• EXERCISE
Copy the data precisely, keeping every character.

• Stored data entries

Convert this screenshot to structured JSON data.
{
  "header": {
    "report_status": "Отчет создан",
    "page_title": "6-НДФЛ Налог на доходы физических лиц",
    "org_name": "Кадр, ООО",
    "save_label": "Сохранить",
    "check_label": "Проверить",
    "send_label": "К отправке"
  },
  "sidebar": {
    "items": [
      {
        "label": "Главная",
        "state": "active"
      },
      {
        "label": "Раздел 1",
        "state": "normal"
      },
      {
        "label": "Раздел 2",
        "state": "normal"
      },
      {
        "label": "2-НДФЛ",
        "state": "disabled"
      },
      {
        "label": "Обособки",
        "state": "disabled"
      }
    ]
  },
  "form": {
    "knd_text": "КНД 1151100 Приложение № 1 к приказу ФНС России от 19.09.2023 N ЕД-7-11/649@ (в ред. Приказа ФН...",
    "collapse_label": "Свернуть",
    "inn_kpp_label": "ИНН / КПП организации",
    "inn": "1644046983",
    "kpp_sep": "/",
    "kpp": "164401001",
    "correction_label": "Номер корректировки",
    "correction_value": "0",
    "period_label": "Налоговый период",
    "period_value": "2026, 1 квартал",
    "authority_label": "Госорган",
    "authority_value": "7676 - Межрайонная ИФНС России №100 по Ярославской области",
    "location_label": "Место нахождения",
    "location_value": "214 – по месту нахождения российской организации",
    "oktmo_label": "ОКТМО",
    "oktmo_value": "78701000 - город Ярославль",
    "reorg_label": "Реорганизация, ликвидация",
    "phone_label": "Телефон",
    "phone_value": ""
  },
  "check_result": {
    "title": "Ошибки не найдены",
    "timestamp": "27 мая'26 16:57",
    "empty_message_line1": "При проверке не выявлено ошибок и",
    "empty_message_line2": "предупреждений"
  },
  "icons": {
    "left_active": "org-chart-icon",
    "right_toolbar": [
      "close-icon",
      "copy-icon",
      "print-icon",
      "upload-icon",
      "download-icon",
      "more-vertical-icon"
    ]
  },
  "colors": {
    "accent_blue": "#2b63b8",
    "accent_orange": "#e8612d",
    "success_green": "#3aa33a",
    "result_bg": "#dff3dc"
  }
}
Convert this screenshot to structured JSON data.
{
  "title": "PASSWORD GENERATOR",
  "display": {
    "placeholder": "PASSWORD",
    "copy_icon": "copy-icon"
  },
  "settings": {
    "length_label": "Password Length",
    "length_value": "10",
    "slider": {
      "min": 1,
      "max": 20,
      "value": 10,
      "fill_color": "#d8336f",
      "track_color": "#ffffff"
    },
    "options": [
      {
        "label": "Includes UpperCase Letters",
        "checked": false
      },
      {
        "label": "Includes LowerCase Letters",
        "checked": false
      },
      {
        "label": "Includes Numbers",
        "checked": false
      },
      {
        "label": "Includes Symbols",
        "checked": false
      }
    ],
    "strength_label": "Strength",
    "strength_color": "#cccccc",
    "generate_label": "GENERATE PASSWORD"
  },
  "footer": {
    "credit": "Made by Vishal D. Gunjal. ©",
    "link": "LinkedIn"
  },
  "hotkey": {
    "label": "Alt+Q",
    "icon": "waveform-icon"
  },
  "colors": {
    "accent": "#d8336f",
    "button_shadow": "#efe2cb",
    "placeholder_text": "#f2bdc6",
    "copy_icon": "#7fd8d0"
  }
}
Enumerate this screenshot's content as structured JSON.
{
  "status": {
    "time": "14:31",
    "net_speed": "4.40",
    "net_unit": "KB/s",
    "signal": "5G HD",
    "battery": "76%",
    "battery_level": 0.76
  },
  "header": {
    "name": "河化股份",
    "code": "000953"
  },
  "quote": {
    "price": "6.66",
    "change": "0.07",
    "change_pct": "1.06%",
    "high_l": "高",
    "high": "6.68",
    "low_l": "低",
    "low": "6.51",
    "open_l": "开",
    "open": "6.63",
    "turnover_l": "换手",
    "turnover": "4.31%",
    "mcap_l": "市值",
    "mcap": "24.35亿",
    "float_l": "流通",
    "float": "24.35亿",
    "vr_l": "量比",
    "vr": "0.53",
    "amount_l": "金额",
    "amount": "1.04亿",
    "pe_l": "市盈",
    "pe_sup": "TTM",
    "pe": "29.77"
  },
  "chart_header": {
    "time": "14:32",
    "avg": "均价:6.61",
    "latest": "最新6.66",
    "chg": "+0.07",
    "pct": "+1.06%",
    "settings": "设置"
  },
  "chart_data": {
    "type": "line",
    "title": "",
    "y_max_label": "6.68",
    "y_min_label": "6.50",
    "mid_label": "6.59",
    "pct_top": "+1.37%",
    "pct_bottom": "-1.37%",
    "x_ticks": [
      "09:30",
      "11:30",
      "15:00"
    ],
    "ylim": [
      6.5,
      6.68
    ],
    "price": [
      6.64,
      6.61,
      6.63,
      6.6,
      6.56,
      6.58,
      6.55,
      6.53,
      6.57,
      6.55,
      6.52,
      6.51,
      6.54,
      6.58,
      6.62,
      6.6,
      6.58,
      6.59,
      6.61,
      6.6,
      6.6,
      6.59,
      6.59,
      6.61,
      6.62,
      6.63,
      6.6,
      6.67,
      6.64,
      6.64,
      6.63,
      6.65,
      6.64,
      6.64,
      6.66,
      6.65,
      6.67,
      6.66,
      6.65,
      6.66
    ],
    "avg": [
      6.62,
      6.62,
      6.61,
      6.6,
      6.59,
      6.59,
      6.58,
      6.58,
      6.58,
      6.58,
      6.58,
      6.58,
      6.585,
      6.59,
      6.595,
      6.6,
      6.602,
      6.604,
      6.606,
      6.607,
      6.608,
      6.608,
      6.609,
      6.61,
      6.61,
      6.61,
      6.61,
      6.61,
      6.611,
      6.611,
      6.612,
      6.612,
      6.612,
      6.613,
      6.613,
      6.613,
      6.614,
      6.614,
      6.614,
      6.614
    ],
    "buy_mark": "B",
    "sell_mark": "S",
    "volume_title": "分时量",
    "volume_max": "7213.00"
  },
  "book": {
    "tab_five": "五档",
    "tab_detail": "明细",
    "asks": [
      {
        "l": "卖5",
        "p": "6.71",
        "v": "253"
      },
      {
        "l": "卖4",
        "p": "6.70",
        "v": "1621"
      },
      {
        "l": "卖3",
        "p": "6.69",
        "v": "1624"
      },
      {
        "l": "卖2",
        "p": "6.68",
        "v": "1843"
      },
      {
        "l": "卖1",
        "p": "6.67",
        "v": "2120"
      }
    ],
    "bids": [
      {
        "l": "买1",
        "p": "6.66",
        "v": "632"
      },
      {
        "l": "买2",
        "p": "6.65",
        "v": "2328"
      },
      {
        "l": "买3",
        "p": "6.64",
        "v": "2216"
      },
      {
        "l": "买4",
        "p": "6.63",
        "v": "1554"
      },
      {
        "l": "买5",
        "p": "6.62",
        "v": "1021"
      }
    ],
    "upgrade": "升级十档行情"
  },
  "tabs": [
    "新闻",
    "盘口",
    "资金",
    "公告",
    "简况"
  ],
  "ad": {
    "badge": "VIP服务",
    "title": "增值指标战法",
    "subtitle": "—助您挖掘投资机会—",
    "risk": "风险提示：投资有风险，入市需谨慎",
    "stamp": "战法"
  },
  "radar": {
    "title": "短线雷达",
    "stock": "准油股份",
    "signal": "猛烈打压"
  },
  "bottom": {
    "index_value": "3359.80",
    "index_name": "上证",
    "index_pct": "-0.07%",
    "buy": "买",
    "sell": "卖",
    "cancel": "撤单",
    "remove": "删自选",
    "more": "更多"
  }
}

• THE REPLY
Convert this screenshot to structured JSON data.
{
  "header": {
    "report_status": "Отчет создан",
    "page_title": "6-НДФЛ Налог на доходы физических лиц",
    "org_name": "Кадр, ООО",
    "save_label": "Сохранить",
    "check_label": "Проверить",
    "send_label": "К отправке"
  },
  "sidebar": {
    "items": [
      {
        "label": "Главная",
        "state": "active"
      },
      {
        "label": "Раздел 1",
        "state": "normal"
      },
      {
        "label": "Раздел 2",
        "state": "normal"
      },
      {
        "label": "2-НДФЛ",
        "state": "disabled"
      },
      {
        "label": "Обособки",
        "state": "disabled"
      }
    ]
  },
  "form": {
    "knd_text": "КНД 1151100 Приложение № 1 к приказу ФНС России от 19.09.2023 N ЕД-7-11/649@ (в ред. Приказа ФН...",
    "collapse_label": "Свернуть",
    "inn_kpp_label": "ИНН / КПП организации",
    "inn": "1644046983",
    "kpp_sep": "/",
    "kpp": "164401001",
    "correction_label": "Номер корректировки",
    "correction_value": "0",
    "period_label": "Налоговый период",
    "period_value": "2026, 1 квартал",
    "authority_label": "Госорган",
    "authority_value": "7676 - Межрайонная ИФНС России №100 по Ярославской области",
    "location_label": "Место нахождения",
    "location_value": "214 – по месту нахождения российской организации",
    "oktmo_label": "ОКТМО",
    "oktmo_value": "78701000 - город Ярославль",
    "reorg_label": "Реорганизация, ликвидация",
    "phone_label": "Телефон",
    "phone_value": ""
  },
  "check_result": {
    "title": "Ошибки не найдены",
    "timestamp": "27 мая'26 16:57",
    "empty_message_line1": "При проверке не выявлено ошибок и",
    "empty_message_line2": "предупреждений"
  },
  "icons": {
    "left_active": "org-chart-icon",
    "right_toolbar": [
      "close-icon",
      "copy-icon",
      "print-icon",
      "upload-icon",
      "download-icon",
      "more-vertical-icon"
    ]
  },
  "colors": {
    "accent_blue": "#2b63b8",
    "accent_orange": "#e8612d",
    "success_green": "#3aa33a",
    "result_bg": "#dff3dc"
  }
}
Convert this screenshot to structured JSON data.
{
  "title": "PASSWORD GENERATOR",
  "display": {
    "placeholder": "PASSWORD",
    "copy_icon": "copy-icon"
  },
  "settings": {
    "length_label": "Password Length",
    "length_value": "10",
    "slider": {
      "min": 1,
      "max": 20,
      "value": 10,
      "fill_color": "#d8336f",
      "track_color": "#ffffff"
    },
    "options": [
      {
        "label": "Includes UpperCase Letters",
        "checked": false
      },
      {
        "label": "Includes LowerCase Letters",
        "checked": false
      },
      {
        "label": "Includes Numbers",
        "checked": false
      },
      {
        "label": "Includes Symbols",
        "checked": false
      }
    ],
    "strength_label": "Strength",
    "strength_color": "#cccccc",
    "generate_label": "GENERATE PASSWORD"
  },
  "footer": {
    "credit": "Made by Vishal D. Gunjal. ©",
    "link": "LinkedIn"
  },
  "hotkey": {
    "label": "Alt+Q",
    "icon": "waveform-icon"
  },
  "colors": {
    "accent": "#d8336f",
    "button_shadow": "#efe2cb",
    "placeholder_text": "#f2bdc6",
    "copy_icon": "#7fd8d0"
  }
}
Enumerate this screenshot's content as structured JSON.
{
  "status": {
    "time": "14:31",
    "net_speed": "4.40",
    "net_unit": "KB/s",
    "signal": "5G HD",
    "battery": "76%",
    "battery_level": 0.76
  },
  "header": {
    "name": "河化股份",
    "code": "000953"
  },
  "quote": {
    "price": "6.66",
    "change": "0.07",
    "change_pct": "1.06%",
    "high_l": "高",
    "high": "6.68",
    "low_l": "低",
    "low": "6.51",
    "open_l": "开",
    "open": "6.63",
    "turnover_l": "换手",
    "turnover": "4.31%",
    "mcap_l": "市值",
    "mcap": "24.35亿",
    "float_l": "流通",
    "float": "24.35亿",
    "vr_l": "量比",
    "vr": "0.53",
    "amount_l": "金额",
    "amount": "1.04亿",
    "pe_l": "市盈",
    "pe_sup": "TTM",
    "pe": "29.77"
  },
  "chart_header": {
    "time": "14:32",
    "avg": "均价:6.61",
    "latest": "最新6.66",
    "chg": "+0.07",
    "pct": "+1.06%",
    "settings": "设置"
  },
  "chart_data": {
    "type": "line",
    "title": "",
    "y_max_label": "6.68",
    "y_min_label": "6.50",
    "mid_label": "6.59",
    "pct_top": "+1.37%",
    "pct_bottom": "-1.37%",
    "x_ticks": [
      "09:30",
      "11:30",
      "15:00"
    ],
    "ylim": [
      6.5,
      6.68
    ],
    "price": [
      6.64,
      6.61,
      6.63,
      6.6,
      6.56,
      6.58,
      6.55,
      6.53,
      6.57,
      6.55,
      6.52,
      6.51,
      6.54,
      6.58,
      6.62,
      6.6,
      6.58,
      6.59,
      6.61,
      6.6,
      6.6,
      6.59,
      6.59,
      6.61,
      6.62,
      6.63,
      6.6,
      6.67,
      6.64,
      6.64,
      6.63,
      6.65,
      6.64,
      6.64,
      6.66,
      6.65,
      6.67,
      6.66,
      6.65,
      6.66
    ],
    "avg": [
      6.62,
      6.62,
      6.61,
      6.6,
      6.59,
      6.59,
      6.58,
      6.58,
      6.58,
      6.58,
      6.58,
      6.58,
      6.585,
      6.59,
      6.595,
      6.6,
      6.602,
      6.604,
      6.606,
      6.607,
      6.608,
      6.608,
      6.609,
      6.61,
      6.61,
      6.61,
      6.61,
      6.61,
      6.611,
      6.611,
      6.612,
      6.612,
      6.612,
      6.613,
      6.613,
      6.613,
      6.614,
      6.614,
      6.614,
      6.614
    ],
    "buy_mark": "B",
    "sell_mark": "S",
    "volume_title": "分时量",
    "volume_max": "7213.00"
  },
  "book": {
    "tab_five": "五档",
    "tab_detail": "明细",
    "asks": [
      {
        "l": "卖5",
        "p": "6.71",
        "v": "253"
      },
      {
        "l": "卖4",
        "p": "6.70",
        "v": "1621"
      },
      {
        "l": "卖3",
        "p": "6.69",
        "v": "1624"
      },
      {
        "l": "卖2",
        "p": "6.68",
        "v": "1843"
      },
      {
        "l": "卖1",
        "p": "6.67",
        "v": "2120"
      }
    ],
    "bids": [
      {
        "l": "买1",
        "p": "6.66",
        "v": "632"
      },
      {
        "l": "买2",
        "p": "6.65",
        "v": "2328"
      },
      {
        "l": "买3",
        "p": "6.64",
        "v": "2216"
      },
      {
        "l": "买4",
        "p": "6.63",
        "v": "1554"
      },
      {
        "l": "买5",
        "p": "6.62",
        "v": "1021"
      }
    ],
    "upgrade": "升级十档行情"
  },
  "tabs": [
    "新闻",
    "盘口",
    "资金",
    "公告",
    "简况"
  ],
  "ad": {
    "badge": "VIP服务",
    "title": "增值指标战法",
    "subtitle": "—助您挖掘投资机会—",
    "risk": "风险提示：投资有风险，入市需谨慎",
    "stamp": "战法"
  },
  "radar": {
    "title": "短线雷达",
    "stock": "准油股份",
    "signal": "猛烈打压"
  },
  "bottom": {
    "index_value": "3359.80",
    "index_name": "上证",
    "index_pct": "-0.07%",
    "buy": "买",
    "sell": "卖",
    "cancel": "撤单",
    "remove": "删自选",
    "more": "更多"
  }
}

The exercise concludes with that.